→ Text passage:
+===+
Analysts are also optimistic about EcoWorld’s recent data-center-related land sales. CGS International Research highlighted that EcoWorld has monetized land sales to data center operators, totaling RM1.6 billion over the past year. The research firm expects these transactions to impact earnings starting in the 2026 financial year.

MIDF Research viewed EcoWorld’s deal positively, noting that it would enhance the company’s recurring income while improving its balance sheet by reducing gearing. “Post-sale, net gearing is expected to decline from 0.19 to 0.13 times,” the firm stated.

Meanwhile, Hektar-REIT’s recent industrial acquisition in Penang was also met with favorable reactions. Hong Leong Investment Bank Research indicated that the purchase would yield a 7.5% return, higher than Hektar-REIT’s projected net property income yield of 5.5% to 6% for FY25-FY26. “This acquisition fits well with Hektar-REIT’s strategy of diversifying its portfolio,” the firm noted.

In Johor, the Johor-Singapore Special Economic Zone (JS-SEZ) is expected to drive significant demand for industrial properties. TA Research forecasts that the enhanced infrastructure and cross-border connectivity will make Johor a hotspot for industrial and residential development. The research firm identified developers with strong track records in integrated townships as prime beneficiaries of this growth.

Despite challenges such as the US’s potential restrictions on AI chip exports, the demand for data centers in Malaysia remains robust. According to TA Research, global tech players continue to seek data center space in the region, attracted by cost advantages and strong infrastructure.

This demand has placed Malaysia among the top locations for industrial and logistics spaces in Southeast Asia. Knight Frank’s Asia-Pacific Logistics report for H2 2024 revealed that the Greater Kuala Lumpur area led Southeast Asia in warehouse and manufacturing facility rental growth, surpassing other regional metropolises with a 5% increase in half-yearly rental rates.

Allan Sim, Senior Executive Director at Knight Frank Malaysia, highlighted the continued stability of the industrial market in Greater Kuala Lumpur, driven by foreign manufacturers’ growing demand for industrial facilities. As Malaysia positions itself as a regional industrial powerhouse, the sector’s outlook remains positive, fueled by infrastructure enhancements and strategic investments in high-tech and logistics capabilities.
+===+
→ Data excerpts:

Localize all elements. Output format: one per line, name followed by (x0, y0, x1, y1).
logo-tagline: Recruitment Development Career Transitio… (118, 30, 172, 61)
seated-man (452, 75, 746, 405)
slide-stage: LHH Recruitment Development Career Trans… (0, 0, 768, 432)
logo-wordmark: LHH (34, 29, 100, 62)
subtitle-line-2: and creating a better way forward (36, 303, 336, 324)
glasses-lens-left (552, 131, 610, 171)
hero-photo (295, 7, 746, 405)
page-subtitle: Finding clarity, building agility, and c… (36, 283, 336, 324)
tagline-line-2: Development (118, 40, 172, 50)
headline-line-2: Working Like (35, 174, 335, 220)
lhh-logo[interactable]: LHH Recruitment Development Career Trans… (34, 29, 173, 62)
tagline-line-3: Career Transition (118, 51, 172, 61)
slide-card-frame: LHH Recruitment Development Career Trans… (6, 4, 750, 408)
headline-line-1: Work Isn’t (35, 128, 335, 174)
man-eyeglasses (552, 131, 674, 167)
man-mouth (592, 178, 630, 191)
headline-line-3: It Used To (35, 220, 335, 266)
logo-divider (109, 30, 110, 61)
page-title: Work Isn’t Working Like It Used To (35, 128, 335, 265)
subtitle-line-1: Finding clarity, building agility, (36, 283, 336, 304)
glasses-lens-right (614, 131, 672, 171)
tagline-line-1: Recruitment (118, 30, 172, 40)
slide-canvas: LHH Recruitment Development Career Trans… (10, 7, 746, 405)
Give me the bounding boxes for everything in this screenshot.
+===+
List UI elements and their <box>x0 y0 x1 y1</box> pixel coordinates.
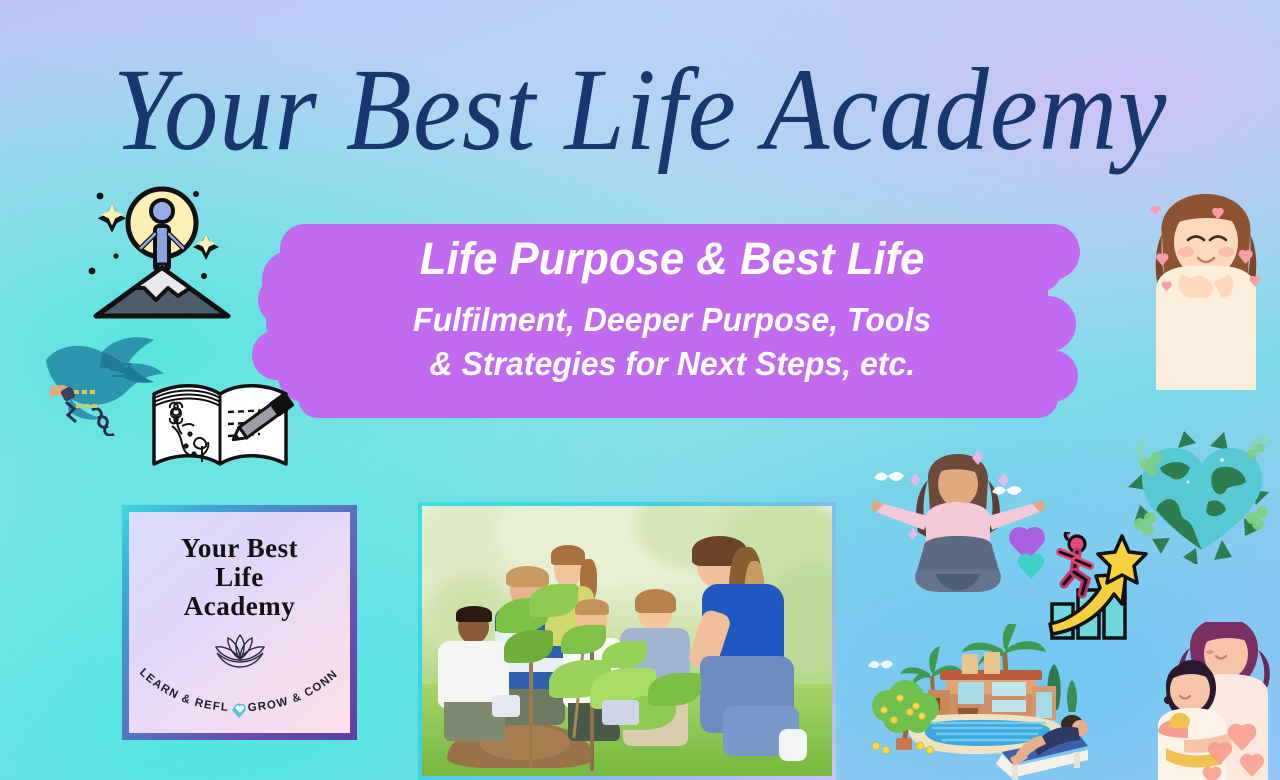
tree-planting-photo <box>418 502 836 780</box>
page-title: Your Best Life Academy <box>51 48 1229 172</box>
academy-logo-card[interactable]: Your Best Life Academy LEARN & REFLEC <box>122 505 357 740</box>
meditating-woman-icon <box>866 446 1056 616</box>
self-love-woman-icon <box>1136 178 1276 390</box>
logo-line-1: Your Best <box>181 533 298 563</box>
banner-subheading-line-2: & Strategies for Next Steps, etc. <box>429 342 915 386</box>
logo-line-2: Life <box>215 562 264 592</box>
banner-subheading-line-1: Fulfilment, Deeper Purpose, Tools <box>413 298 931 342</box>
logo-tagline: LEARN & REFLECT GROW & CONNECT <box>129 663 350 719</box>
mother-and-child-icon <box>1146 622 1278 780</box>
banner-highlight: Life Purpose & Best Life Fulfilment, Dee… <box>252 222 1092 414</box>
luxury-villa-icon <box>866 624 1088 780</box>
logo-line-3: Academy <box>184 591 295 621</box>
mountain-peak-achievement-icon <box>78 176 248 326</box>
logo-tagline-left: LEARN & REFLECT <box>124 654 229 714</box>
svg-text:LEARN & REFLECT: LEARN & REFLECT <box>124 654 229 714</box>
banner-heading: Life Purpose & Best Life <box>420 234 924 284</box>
+===+
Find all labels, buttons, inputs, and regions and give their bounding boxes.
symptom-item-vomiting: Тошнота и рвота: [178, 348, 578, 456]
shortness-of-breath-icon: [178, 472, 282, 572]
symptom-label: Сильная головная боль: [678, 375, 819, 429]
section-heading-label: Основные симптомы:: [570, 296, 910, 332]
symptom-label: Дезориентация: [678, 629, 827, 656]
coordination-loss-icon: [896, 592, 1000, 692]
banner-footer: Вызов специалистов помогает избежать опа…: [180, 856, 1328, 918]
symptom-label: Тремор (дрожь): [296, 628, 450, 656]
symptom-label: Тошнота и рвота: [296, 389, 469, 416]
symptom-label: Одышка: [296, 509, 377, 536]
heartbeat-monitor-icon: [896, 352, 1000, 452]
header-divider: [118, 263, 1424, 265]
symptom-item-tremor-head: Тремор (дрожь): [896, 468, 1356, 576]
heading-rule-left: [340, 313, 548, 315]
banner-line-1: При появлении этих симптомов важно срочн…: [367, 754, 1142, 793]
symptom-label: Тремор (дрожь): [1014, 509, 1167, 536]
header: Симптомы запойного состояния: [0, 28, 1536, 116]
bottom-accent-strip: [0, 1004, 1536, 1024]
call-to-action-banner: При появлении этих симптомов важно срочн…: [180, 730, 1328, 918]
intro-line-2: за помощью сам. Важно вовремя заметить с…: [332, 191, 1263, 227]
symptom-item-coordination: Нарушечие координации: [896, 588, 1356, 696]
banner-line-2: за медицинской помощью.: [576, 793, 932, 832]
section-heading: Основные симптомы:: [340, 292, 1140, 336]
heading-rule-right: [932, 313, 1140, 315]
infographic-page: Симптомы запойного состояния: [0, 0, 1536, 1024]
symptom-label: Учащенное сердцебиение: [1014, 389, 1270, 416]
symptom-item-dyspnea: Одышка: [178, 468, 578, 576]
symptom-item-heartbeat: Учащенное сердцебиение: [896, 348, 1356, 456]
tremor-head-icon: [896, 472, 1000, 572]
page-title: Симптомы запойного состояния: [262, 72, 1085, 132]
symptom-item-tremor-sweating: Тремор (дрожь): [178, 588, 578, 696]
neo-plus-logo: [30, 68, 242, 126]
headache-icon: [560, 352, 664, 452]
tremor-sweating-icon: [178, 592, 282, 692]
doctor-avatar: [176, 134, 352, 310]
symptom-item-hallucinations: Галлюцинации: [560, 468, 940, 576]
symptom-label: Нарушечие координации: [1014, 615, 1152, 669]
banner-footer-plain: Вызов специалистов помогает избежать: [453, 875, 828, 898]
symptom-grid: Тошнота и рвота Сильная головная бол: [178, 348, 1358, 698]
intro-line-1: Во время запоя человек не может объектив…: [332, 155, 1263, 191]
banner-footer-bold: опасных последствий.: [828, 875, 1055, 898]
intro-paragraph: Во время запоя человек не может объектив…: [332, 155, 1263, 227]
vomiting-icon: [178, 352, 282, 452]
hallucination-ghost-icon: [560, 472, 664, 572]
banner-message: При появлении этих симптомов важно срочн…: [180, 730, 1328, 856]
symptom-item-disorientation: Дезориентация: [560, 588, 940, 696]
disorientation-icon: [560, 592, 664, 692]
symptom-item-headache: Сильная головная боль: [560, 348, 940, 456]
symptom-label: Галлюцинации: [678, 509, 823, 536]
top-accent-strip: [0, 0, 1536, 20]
+===+
→ Directives:
1. For each statement, say whether it agrees with the article on Malaysia's industrial property market. Answer yes or no and quote the deciding words.
(a) CGS International Research expects EcoWorld's land sales to data center operators to affect earnings starting in the 2026 financial year.
(b) MIDF Research expects EcoWorld's net gearing to rise after the sale.
(c) Greater Kuala Lumpur recorded a 10% increase in half-yearly rental rates.
2. Repeat a section of the article on Malaysia's industrial property market, switching "robust" for "resilient". Begin at the words "Despite challenges such" and stop after "and strong infrastructure.".
3. According to the article on Malaysia's industrial property market, what return does Hong Leong Investment Bank Research say Hektar-REIT's Penang acquisition would yield?
Answer using only the article on Malaysia's industrial property market.

→ Responses in order:
1.
(a) Yes: "The research firm expects these transactions to impact earnings starting in the 2026 financial year."
(b) No: "net gearing is expected to decline from 0.19 to 0.13 times"
(c) No: "with a 5% increase in half-yearly rental rates"

2.
Despite challenges such as the US’s potential restrictions on AI chip exports, the demand for data centers in Malaysia remains resilient. According to TA Research, global tech players continue to seek data center space in the region, attracted by cost advantages and strong infrastructure.

3. 7.5%